## What you have to do
Return all lines that include the string "name".

"""

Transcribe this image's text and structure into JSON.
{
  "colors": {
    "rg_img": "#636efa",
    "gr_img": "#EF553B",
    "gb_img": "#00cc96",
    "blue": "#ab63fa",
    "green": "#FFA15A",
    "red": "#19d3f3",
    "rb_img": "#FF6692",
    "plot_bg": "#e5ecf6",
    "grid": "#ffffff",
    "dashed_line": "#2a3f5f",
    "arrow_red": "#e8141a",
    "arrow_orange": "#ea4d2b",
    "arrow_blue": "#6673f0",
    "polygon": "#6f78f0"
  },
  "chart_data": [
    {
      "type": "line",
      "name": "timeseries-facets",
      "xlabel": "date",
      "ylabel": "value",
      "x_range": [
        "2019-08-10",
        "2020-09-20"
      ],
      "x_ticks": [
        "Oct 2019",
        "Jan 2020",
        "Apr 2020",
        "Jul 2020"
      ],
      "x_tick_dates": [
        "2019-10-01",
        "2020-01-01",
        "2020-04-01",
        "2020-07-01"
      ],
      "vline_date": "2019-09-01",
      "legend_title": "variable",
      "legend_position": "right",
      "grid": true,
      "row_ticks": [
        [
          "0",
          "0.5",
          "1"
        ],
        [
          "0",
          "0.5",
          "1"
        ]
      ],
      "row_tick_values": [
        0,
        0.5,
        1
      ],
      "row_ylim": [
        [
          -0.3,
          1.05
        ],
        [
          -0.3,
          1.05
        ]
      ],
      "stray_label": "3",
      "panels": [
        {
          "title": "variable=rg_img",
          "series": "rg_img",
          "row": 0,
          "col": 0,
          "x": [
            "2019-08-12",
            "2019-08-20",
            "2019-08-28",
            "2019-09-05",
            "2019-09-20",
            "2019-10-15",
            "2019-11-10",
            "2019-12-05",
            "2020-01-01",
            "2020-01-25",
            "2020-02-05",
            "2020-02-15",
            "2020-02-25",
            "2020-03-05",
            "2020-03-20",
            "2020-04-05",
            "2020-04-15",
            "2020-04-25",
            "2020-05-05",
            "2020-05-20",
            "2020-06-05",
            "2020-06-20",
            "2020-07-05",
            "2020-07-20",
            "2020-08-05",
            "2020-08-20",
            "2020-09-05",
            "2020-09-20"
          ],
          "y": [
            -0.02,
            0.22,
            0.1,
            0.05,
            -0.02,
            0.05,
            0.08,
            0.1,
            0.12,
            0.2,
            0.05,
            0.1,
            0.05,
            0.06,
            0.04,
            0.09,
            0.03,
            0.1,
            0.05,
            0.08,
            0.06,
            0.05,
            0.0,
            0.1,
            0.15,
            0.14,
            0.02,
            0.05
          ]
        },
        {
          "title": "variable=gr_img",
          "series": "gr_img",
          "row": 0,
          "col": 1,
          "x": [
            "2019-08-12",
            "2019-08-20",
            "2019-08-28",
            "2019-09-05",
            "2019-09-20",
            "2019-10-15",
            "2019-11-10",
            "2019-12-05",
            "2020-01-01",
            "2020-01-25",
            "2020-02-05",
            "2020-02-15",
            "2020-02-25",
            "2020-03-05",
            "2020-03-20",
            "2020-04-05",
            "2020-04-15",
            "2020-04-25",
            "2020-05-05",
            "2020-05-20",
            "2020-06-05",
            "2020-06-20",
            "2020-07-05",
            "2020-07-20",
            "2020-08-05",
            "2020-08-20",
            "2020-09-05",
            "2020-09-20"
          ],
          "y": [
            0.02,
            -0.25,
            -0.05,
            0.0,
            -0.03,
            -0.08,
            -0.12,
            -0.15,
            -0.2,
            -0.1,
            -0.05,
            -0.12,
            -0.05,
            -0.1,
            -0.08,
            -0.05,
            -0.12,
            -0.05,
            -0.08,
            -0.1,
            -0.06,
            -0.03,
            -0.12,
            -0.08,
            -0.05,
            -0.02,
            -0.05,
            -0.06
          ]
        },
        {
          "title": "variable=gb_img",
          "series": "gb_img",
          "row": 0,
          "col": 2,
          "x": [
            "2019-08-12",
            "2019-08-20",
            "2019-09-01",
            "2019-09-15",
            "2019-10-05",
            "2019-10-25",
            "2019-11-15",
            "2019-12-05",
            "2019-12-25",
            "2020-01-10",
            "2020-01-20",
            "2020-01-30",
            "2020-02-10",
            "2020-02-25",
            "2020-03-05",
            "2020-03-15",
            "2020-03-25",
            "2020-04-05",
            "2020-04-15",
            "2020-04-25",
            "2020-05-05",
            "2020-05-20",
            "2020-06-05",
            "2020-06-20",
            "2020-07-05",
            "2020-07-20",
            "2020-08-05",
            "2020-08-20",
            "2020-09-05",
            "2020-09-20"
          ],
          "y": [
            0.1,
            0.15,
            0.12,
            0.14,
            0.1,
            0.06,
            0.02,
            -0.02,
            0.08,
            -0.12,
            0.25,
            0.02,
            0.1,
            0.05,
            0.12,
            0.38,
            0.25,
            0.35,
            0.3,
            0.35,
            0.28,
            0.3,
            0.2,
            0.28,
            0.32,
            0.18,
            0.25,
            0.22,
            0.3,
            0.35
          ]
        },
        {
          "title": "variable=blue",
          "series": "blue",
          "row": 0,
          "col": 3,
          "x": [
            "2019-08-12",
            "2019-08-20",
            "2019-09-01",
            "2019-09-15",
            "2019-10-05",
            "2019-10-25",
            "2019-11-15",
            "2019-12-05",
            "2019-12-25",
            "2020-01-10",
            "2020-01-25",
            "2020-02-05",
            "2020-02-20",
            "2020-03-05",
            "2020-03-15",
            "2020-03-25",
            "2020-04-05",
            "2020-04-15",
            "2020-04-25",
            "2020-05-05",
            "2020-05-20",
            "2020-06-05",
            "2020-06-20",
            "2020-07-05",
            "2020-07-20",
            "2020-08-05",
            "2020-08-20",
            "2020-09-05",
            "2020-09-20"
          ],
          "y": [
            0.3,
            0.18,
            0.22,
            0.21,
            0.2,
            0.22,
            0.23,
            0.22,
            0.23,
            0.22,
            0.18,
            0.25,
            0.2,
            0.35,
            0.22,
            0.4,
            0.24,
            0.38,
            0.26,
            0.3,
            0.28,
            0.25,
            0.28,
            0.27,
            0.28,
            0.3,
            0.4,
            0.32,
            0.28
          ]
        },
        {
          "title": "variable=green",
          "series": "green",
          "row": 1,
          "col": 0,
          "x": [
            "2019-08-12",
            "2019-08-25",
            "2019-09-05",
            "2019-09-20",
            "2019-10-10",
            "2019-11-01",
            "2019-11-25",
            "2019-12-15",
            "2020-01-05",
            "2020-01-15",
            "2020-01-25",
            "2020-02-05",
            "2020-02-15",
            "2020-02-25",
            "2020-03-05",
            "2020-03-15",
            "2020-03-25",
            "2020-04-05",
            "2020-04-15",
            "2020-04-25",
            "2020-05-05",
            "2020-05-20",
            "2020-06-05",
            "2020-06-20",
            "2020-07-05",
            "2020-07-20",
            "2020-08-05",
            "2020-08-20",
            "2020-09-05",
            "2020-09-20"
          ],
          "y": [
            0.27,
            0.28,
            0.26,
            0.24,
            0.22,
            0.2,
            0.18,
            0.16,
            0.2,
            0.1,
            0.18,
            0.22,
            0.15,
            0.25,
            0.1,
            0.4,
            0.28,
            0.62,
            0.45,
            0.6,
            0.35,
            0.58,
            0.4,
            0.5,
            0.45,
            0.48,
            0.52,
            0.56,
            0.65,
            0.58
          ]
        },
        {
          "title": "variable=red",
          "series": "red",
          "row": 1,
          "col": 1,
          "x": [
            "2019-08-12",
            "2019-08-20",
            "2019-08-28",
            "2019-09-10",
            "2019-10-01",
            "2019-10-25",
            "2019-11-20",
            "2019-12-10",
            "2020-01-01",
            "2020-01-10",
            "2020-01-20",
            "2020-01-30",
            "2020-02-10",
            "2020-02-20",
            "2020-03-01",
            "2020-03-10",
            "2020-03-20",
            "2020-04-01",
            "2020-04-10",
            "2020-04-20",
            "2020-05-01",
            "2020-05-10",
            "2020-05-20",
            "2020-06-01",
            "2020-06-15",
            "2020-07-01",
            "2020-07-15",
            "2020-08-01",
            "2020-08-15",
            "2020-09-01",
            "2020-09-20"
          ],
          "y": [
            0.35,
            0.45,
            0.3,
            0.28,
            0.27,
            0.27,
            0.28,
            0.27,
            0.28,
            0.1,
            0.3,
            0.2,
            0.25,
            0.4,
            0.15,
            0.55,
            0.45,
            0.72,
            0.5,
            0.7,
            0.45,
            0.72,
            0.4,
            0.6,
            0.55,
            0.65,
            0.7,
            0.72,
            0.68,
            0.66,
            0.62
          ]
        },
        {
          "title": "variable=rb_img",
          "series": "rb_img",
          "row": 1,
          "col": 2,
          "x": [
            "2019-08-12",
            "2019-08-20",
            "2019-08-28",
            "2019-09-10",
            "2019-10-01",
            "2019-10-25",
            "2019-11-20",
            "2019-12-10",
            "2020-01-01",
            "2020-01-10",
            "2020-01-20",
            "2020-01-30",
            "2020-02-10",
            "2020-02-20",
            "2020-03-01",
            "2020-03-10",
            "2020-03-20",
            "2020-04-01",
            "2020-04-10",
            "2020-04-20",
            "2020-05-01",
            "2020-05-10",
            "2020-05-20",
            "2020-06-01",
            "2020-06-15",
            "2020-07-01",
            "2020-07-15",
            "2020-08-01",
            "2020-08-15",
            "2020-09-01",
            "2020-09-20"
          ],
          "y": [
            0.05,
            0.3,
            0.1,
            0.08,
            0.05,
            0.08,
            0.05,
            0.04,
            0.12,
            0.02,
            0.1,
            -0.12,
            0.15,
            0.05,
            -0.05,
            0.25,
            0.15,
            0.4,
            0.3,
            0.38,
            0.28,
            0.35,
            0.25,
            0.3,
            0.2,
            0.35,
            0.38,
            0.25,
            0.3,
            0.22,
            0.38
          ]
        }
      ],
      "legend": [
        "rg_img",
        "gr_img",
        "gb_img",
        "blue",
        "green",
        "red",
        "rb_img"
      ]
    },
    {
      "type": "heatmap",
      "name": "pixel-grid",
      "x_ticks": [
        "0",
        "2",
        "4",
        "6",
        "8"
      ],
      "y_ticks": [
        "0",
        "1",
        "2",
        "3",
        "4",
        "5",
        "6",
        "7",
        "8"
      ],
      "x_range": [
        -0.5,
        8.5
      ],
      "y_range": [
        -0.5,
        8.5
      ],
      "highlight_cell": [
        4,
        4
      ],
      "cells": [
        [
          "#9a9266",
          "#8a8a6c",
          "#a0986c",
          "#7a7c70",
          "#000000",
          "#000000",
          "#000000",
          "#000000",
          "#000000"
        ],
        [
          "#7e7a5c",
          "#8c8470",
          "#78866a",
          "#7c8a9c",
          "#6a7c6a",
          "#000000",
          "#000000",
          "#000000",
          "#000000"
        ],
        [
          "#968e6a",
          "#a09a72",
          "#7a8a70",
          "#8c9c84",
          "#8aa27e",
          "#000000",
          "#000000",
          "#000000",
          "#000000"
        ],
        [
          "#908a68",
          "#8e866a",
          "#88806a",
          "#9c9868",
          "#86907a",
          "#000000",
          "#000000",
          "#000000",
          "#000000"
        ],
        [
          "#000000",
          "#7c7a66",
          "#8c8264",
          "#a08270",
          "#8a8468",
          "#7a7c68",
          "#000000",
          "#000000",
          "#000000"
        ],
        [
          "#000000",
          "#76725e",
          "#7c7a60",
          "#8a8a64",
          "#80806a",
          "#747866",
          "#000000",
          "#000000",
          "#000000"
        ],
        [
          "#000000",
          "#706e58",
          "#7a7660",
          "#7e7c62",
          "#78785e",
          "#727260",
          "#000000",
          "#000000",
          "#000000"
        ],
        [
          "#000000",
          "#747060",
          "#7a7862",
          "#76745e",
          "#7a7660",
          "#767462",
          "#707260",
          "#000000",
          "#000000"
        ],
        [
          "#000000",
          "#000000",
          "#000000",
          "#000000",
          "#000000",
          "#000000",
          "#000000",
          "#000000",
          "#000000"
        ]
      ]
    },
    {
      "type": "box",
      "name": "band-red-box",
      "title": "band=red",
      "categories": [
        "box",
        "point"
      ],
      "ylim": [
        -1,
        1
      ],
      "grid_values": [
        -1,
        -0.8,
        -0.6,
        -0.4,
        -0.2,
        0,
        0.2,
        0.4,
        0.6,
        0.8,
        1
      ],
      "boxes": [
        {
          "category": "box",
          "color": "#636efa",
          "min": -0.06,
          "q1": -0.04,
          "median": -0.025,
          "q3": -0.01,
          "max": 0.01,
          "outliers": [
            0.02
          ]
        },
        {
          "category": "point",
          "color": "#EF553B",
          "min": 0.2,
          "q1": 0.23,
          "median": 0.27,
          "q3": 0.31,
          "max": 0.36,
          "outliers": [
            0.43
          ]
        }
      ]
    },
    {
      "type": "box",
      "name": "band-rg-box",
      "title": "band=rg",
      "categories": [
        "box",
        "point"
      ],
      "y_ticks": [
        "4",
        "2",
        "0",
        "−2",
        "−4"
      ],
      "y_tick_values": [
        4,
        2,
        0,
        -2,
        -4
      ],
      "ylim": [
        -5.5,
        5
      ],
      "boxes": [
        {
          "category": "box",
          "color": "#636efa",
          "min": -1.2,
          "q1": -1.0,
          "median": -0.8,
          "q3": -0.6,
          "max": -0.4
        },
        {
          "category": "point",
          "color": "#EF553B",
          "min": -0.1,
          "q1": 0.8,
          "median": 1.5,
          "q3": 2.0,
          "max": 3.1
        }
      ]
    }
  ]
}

"""

## Problem solution
      "name": "timeseries-facets",
      "name": "pixel-grid",
      "name": "band-red-box",
      "name": "band-rg-box",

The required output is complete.